### Text block
= = = =
Baldwin's water supply towers over the 1-square-mile small town, servicing more than 600 households and more than 1,300 people.

Totman.said the problem started last year when the person in charge of water testing fell ill for months.

“Actually we never had a problem with the water. We just missed a sample,” Totman said.

He said he had to reach out to other cities for help to find someone else to come monitor the water supply.

Totman insisted that as soon as the town leadership was made aware of the problem, they notified Baldwin's residents.

The I-TEAM checked with Florida Department of Environmental Protection, which provided a copy of a letter sent to Totman on Feb. 11 that says the state discovered Baldwin didn't submit completed testing by the end of 2015.

READ: DEP letter to Baldwin about water testing

Testing is mandated every three years. Baldwin passed its water test in 2012.

The initial letter from the DEP also mandated that the public be informed. It provided a sample letter the town could send to its residents.

The town added in its recently sent notice that testing was underway and said the water supply had always tested negative for the contaminants in the past.

Missing from the notice was any explanation of what happened and why.

"Hindsight is always 20/20. We could have sent something that (was less alarming, but) this is our version of that (DEP sample letter),” Totman said.

He asserted that he is very confident Baldwin's water supply has always been safe.

But Lincoln was unsatisfied with those answers.

“Shame on you,” she said of her feelings toward Totman. “I truly believe that no matter where you live, you deserve the basic things, and a basic thing is clean water. We don't live in a Third World country. We shouldn't have to be even dealing with this at all.”

Totman said the town now has two certified water operators to make sure a lapse in management of the town's water system never happens again.
= = = =
### Instructions to follow
According to the article on Baldwin's water testing, what has the town done to keep a lapse in managing its water system from happening again?
= = = =
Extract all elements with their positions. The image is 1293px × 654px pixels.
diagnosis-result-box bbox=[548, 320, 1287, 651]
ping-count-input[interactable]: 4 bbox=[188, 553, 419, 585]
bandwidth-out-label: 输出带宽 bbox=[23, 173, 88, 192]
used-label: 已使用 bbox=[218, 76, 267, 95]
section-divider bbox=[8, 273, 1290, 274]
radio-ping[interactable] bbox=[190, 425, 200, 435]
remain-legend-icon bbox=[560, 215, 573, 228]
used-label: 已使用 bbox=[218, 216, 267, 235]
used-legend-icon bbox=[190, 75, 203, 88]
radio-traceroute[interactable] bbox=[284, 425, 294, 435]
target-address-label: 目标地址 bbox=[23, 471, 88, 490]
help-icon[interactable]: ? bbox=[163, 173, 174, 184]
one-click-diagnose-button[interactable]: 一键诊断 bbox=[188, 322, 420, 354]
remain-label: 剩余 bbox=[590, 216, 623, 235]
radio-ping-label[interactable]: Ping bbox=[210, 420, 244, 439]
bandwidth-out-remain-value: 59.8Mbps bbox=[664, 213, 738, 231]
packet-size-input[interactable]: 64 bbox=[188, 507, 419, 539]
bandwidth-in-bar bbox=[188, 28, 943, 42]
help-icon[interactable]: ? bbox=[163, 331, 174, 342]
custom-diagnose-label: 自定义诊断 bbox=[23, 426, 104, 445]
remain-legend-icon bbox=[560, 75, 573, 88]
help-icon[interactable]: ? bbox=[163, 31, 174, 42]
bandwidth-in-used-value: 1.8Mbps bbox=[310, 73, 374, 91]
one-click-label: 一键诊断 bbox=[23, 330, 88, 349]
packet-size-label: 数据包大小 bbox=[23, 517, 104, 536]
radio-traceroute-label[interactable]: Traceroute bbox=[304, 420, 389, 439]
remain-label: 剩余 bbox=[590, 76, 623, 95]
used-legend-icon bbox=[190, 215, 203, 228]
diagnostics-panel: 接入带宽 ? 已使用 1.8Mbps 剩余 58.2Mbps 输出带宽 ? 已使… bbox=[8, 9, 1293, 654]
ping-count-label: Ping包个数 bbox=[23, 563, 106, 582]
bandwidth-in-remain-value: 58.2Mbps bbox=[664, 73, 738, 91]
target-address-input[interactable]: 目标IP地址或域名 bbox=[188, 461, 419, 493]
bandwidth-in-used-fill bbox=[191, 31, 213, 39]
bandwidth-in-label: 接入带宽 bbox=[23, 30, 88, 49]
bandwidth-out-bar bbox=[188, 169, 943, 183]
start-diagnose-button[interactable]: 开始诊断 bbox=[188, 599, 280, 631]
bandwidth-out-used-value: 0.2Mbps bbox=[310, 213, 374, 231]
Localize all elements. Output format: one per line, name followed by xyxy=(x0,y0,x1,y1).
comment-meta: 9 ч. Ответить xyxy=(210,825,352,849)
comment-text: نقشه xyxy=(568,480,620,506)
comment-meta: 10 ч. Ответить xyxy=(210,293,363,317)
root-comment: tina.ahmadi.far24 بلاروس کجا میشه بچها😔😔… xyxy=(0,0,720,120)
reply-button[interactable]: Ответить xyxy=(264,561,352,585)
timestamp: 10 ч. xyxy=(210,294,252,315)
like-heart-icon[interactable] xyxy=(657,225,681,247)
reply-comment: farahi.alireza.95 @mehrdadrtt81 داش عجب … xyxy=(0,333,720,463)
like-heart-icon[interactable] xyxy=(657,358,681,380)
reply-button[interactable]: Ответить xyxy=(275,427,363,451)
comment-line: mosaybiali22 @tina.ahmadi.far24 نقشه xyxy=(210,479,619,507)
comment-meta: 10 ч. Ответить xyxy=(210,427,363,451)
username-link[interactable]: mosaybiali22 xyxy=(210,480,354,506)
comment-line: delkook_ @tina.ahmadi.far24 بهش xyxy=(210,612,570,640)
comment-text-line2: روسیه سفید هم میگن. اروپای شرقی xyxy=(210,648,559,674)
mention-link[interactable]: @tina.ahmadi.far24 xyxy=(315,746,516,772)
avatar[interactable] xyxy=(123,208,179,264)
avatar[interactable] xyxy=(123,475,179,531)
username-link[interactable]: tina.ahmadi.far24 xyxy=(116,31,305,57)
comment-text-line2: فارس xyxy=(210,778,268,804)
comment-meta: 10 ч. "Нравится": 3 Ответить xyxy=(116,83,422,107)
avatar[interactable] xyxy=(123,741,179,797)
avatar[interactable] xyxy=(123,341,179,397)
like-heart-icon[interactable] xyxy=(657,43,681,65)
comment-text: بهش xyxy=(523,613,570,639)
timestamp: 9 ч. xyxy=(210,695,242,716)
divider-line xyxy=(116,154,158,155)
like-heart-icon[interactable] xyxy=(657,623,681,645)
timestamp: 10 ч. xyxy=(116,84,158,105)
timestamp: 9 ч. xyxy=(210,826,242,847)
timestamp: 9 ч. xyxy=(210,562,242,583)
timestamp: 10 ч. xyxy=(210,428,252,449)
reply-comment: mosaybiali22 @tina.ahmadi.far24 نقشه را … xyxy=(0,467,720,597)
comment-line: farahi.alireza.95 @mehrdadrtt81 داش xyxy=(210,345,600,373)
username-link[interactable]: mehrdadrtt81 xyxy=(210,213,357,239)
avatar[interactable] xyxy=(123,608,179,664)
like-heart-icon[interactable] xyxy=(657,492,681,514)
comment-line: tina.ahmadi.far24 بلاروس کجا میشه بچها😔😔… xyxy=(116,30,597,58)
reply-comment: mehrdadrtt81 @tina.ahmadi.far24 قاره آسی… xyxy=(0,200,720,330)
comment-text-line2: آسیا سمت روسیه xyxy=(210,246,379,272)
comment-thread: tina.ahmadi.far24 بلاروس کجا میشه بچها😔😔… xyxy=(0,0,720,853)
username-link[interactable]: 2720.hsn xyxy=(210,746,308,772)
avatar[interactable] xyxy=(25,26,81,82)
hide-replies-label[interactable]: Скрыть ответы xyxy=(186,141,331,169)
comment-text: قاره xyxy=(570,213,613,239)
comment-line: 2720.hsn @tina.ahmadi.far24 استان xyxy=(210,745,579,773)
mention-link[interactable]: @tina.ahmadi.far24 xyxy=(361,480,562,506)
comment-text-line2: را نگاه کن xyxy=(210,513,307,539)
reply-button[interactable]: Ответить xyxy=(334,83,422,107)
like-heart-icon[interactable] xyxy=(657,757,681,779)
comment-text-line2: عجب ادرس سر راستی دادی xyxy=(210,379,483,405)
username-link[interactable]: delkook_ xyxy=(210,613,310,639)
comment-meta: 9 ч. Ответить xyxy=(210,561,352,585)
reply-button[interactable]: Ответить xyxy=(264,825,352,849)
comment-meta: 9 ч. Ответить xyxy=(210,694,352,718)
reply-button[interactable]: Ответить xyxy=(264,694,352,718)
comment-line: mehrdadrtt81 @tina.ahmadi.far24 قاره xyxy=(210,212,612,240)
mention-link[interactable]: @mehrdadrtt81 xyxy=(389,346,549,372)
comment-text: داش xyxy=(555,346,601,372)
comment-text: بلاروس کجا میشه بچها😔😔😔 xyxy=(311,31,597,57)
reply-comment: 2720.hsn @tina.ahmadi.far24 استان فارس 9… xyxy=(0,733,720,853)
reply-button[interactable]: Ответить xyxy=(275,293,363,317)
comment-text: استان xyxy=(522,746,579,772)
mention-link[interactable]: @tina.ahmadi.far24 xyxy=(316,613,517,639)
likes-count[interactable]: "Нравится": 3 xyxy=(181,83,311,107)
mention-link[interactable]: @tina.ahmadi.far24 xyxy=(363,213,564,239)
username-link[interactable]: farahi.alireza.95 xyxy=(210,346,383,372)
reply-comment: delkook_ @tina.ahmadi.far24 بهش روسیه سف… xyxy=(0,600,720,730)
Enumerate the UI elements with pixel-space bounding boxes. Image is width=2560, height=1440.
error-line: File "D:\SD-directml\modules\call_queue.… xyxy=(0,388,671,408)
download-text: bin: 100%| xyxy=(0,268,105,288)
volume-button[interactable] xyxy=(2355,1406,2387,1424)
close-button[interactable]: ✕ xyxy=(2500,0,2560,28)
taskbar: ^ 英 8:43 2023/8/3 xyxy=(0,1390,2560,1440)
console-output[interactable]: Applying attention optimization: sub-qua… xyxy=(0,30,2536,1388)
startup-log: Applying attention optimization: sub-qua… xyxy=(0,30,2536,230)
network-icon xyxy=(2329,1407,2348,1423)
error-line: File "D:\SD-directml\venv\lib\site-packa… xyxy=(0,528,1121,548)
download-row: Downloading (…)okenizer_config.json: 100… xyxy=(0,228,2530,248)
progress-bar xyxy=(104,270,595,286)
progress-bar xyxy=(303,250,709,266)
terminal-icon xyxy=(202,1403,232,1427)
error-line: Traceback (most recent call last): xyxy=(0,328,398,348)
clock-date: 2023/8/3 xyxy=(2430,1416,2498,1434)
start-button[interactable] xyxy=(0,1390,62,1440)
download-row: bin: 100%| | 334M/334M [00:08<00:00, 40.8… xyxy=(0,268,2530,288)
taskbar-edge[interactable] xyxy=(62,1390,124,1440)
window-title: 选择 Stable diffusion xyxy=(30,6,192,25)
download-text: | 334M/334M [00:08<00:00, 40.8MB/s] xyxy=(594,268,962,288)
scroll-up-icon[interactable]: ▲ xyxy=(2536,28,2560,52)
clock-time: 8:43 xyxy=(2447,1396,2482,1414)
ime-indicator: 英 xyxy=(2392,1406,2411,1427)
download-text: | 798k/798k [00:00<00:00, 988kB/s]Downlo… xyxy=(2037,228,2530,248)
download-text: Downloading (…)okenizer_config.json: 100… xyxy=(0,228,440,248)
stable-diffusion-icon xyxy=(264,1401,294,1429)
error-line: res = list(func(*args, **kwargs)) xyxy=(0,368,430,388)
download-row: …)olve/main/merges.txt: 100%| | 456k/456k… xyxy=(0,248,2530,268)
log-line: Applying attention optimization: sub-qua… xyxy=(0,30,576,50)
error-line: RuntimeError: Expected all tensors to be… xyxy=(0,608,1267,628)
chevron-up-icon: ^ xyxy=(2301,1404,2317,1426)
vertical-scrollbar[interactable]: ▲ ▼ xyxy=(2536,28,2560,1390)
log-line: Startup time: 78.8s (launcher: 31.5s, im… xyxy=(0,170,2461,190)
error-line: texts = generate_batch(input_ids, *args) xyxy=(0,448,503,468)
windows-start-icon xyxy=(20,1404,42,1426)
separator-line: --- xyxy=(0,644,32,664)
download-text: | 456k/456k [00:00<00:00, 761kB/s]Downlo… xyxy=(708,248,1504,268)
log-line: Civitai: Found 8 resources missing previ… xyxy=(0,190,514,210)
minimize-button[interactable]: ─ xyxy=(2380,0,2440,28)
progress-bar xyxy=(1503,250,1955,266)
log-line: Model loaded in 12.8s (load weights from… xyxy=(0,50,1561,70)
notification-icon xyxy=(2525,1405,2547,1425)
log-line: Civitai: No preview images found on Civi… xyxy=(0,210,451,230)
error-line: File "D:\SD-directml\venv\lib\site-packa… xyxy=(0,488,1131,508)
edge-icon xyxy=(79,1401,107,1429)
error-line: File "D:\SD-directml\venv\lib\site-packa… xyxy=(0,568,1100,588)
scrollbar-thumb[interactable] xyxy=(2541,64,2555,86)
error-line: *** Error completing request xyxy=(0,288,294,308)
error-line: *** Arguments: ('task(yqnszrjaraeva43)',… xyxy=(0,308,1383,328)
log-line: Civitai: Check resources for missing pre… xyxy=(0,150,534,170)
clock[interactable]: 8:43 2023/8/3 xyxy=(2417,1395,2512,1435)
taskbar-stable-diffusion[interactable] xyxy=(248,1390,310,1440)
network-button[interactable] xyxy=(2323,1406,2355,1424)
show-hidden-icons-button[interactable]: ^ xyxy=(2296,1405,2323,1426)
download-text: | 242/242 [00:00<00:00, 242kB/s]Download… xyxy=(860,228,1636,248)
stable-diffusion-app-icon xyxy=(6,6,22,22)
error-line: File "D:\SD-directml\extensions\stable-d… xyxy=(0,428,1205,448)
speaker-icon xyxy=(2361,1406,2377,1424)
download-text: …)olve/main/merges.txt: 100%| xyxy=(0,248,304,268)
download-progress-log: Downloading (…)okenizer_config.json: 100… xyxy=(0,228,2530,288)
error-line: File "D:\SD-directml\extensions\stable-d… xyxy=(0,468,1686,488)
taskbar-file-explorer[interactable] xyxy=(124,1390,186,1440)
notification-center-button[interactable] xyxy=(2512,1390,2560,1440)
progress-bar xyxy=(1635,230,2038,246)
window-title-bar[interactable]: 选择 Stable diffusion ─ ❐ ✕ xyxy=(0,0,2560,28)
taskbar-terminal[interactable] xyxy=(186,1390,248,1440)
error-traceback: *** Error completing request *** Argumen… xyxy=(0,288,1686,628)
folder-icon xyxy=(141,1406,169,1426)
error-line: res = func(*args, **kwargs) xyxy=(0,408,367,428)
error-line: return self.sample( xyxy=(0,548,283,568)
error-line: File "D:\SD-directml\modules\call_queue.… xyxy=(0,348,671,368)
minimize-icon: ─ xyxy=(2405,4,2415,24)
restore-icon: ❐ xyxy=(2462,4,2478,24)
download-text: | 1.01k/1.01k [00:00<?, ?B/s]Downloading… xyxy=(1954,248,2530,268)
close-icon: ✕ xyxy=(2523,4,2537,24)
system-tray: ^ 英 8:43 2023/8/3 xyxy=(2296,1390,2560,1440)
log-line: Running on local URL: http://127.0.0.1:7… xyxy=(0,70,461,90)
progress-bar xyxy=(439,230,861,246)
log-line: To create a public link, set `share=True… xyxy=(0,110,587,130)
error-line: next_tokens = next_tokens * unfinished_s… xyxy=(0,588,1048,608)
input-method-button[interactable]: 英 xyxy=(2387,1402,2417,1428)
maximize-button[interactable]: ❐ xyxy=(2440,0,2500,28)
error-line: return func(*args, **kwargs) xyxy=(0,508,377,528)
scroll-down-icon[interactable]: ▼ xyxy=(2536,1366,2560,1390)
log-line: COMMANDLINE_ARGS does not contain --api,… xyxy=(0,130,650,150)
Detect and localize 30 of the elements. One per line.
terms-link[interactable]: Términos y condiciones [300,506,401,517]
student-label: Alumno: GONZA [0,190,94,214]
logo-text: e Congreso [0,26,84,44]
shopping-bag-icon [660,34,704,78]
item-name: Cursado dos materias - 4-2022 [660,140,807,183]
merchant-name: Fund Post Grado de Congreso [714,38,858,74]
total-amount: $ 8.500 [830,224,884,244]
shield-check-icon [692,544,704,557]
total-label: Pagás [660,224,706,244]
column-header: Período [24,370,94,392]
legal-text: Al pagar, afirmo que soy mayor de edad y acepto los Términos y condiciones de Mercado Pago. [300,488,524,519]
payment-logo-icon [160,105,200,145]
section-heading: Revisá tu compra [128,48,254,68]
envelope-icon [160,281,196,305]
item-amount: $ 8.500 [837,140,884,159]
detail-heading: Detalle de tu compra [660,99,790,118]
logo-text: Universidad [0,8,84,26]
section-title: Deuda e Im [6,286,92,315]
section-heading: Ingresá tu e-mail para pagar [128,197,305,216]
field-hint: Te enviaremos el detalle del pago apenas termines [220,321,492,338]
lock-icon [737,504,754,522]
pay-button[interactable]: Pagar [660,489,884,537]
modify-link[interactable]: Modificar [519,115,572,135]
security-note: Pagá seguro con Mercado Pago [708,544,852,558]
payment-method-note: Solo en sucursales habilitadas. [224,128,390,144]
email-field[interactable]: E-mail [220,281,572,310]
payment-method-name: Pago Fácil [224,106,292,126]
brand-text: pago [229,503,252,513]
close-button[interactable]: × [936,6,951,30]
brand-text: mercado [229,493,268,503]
= = = =
### Solved exercise
The town now has two certified water operators.